> **Your task**: Every entry that follows needs to be repeated exactly.

> **Information supplied**:
-.-.-

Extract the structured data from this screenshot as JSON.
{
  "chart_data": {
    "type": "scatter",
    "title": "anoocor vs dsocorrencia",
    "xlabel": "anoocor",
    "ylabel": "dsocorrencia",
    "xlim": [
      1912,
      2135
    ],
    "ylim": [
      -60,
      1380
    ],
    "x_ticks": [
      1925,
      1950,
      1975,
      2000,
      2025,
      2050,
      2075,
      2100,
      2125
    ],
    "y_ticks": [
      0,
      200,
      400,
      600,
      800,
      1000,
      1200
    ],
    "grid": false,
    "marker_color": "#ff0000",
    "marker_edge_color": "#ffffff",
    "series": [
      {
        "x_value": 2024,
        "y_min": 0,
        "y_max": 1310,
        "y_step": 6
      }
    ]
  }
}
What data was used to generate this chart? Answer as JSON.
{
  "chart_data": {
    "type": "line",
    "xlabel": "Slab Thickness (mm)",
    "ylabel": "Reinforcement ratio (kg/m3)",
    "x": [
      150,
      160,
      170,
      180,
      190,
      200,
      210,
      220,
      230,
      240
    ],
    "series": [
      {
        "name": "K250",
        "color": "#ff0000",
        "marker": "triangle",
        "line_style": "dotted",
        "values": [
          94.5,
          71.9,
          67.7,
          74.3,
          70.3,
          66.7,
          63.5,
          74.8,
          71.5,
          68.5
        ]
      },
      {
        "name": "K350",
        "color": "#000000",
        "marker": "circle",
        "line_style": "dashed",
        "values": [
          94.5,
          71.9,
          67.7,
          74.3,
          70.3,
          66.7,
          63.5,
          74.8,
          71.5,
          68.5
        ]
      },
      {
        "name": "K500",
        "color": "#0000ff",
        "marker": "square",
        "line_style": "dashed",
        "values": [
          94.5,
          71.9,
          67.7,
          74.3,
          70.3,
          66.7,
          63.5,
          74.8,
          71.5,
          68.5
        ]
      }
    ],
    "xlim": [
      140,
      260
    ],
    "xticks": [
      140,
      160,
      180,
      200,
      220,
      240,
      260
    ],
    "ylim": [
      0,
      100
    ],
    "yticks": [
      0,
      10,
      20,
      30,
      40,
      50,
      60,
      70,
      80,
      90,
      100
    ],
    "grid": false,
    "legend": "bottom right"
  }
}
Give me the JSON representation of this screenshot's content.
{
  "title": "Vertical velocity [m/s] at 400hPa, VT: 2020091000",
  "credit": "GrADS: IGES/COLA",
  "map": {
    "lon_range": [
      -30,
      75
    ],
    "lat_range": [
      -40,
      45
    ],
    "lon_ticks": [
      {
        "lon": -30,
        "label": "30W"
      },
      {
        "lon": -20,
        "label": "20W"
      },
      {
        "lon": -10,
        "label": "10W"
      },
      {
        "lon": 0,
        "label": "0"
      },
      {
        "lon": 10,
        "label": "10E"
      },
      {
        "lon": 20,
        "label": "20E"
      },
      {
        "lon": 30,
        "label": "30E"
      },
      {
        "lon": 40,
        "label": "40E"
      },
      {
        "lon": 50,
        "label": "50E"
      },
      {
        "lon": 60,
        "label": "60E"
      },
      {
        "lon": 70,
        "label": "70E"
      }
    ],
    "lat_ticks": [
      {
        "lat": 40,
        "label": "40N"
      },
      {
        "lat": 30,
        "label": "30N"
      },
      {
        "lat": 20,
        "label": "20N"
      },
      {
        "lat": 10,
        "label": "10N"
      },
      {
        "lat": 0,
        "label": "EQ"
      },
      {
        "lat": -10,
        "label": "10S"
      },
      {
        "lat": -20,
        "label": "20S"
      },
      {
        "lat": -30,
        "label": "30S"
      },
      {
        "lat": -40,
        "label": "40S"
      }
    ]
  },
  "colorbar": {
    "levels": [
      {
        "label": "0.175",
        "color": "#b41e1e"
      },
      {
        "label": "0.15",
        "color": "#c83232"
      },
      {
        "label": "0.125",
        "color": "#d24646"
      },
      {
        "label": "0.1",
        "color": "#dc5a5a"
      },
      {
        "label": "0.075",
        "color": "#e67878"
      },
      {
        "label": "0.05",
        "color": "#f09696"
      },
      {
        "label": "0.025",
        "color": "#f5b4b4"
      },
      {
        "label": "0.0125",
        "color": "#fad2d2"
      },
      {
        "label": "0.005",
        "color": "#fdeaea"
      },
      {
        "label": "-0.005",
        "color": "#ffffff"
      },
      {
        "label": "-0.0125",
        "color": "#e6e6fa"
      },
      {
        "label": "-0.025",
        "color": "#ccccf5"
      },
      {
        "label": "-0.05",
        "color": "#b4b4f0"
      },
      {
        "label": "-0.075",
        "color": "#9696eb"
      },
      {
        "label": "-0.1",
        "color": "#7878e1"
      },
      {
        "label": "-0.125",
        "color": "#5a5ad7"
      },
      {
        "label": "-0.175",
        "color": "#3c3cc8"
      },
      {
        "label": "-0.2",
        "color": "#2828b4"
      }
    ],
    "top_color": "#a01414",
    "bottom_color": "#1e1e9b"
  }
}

-.-.-

> **Complete output**:
Extract the structured data from this screenshot as JSON.
{
  "chart_data": {
    "type": "scatter",
    "title": "anoocor vs dsocorrencia",
    "xlabel": "anoocor",
    "ylabel": "dsocorrencia",
    "xlim": [
      1912,
      2135
    ],
    "ylim": [
      -60,
      1380
    ],
    "x_ticks": [
      1925,
      1950,
      1975,
      2000,
      2025,
      2050,
      2075,
      2100,
      2125
    ],
    "y_ticks": [
      0,
      200,
      400,
      600,
      800,
      1000,
      1200
    ],
    "grid": false,
    "marker_color": "#ff0000",
    "marker_edge_color": "#ffffff",
    "series": [
      {
        "x_value": 2024,
        "y_min": 0,
        "y_max": 1310,
        "y_step": 6
      }
    ]
  }
}
What data was used to generate this chart? Answer as JSON.
{
  "chart_data": {
    "type": "line",
    "xlabel": "Slab Thickness (mm)",
    "ylabel": "Reinforcement ratio (kg/m3)",
    "x": [
      150,
      160,
      170,
      180,
      190,
      200,
      210,
      220,
      230,
      240
    ],
    "series": [
      {
        "name": "K250",
        "color": "#ff0000",
        "marker": "triangle",
        "line_style": "dotted",
        "values": [
          94.5,
          71.9,
          67.7,
          74.3,
          70.3,
          66.7,
          63.5,
          74.8,
          71.5,
          68.5
        ]
      },
      {
        "name": "K350",
        "color": "#000000",
        "marker": "circle",
        "line_style": "dashed",
        "values": [
          94.5,
          71.9,
          67.7,
          74.3,
          70.3,
          66.7,
          63.5,
          74.8,
          71.5,
          68.5
        ]
      },
      {
        "name": "K500",
        "color": "#0000ff",
        "marker": "square",
        "line_style": "dashed",
        "values": [
          94.5,
          71.9,
          67.7,
          74.3,
          70.3,
          66.7,
          63.5,
          74.8,
          71.5,
          68.5
        ]
      }
    ],
    "xlim": [
      140,
      260
    ],
    "xticks": [
      140,
      160,
      180,
      200,
      220,
      240,
      260
    ],
    "ylim": [
      0,
      100
    ],
    "yticks": [
      0,
      10,
      20,
      30,
      40,
      50,
      60,
      70,
      80,
      90,
      100
    ],
    "grid": false,
    "legend": "bottom right"
  }
}
Give me the JSON representation of this screenshot's content.
{
  "title": "Vertical velocity [m/s] at 400hPa, VT: 2020091000",
  "credit": "GrADS: IGES/COLA",
  "map": {
    "lon_range": [
      -30,
      75
    ],
    "lat_range": [
      -40,
      45
    ],
    "lon_ticks": [
      {
        "lon": -30,
        "label": "30W"
      },
      {
        "lon": -20,
        "label": "20W"
      },
      {
        "lon": -10,
        "label": "10W"
      },
      {
        "lon": 0,
        "label": "0"
      },
      {
        "lon": 10,
        "label": "10E"
      },
      {
        "lon": 20,
        "label": "20E"
      },
      {
        "lon": 30,
        "label": "30E"
      },
      {
        "lon": 40,
        "label": "40E"
      },
      {
        "lon": 50,
        "label": "50E"
      },
      {
        "lon": 60,
        "label": "60E"
      },
      {
        "lon": 70,
        "label": "70E"
      }
    ],
    "lat_ticks": [
      {
        "lat": 40,
        "label": "40N"
      },
      {
        "lat": 30,
        "label": "30N"
      },
      {
        "lat": 20,
        "label": "20N"
      },
      {
        "lat": 10,
        "label": "10N"
      },
      {
        "lat": 0,
        "label": "EQ"
      },
      {
        "lat": -10,
        "label": "10S"
      },
      {
        "lat": -20,
        "label": "20S"
      },
      {
        "lat": -30,
        "label": "30S"
      },
      {
        "lat": -40,
        "label": "40S"
      }
    ]
  },
  "colorbar": {
    "levels": [
      {
        "label": "0.175",
        "color": "#b41e1e"
      },
      {
        "label": "0.15",
        "color": "#c83232"
      },
      {
        "label": "0.125",
        "color": "#d24646"
      },
      {
        "label": "0.1",
        "color": "#dc5a5a"
      },
      {
        "label": "0.075",
        "color": "#e67878"
      },
      {
        "label": "0.05",
        "color": "#f09696"
      },
      {
        "label": "0.025",
        "color": "#f5b4b4"
      },
      {
        "label": "0.0125",
        "color": "#fad2d2"
      },
      {
        "label": "0.005",
        "color": "#fdeaea"
      },
      {
        "label": "-0.005",
        "color": "#ffffff"
      },
      {
        "label": "-0.0125",
        "color": "#e6e6fa"
      },
      {
        "label": "-0.025",
        "color": "#ccccf5"
      },
      {
        "label": "-0.05",
        "color": "#b4b4f0"
      },
      {
        "label": "-0.075",
        "color": "#9696eb"
      },
      {
        "label": "-0.1",
        "color": "#7878e1"
      },
      {
        "label": "-0.125",
        "color": "#5a5ad7"
      },
      {
        "label": "-0.175",
        "color": "#3c3cc8"
      },
      {
        "label": "-0.2",
        "color": "#2828b4"
      }
    ],
    "top_color": "#a01414",
    "bottom_color": "#1e1e9b"
  }
}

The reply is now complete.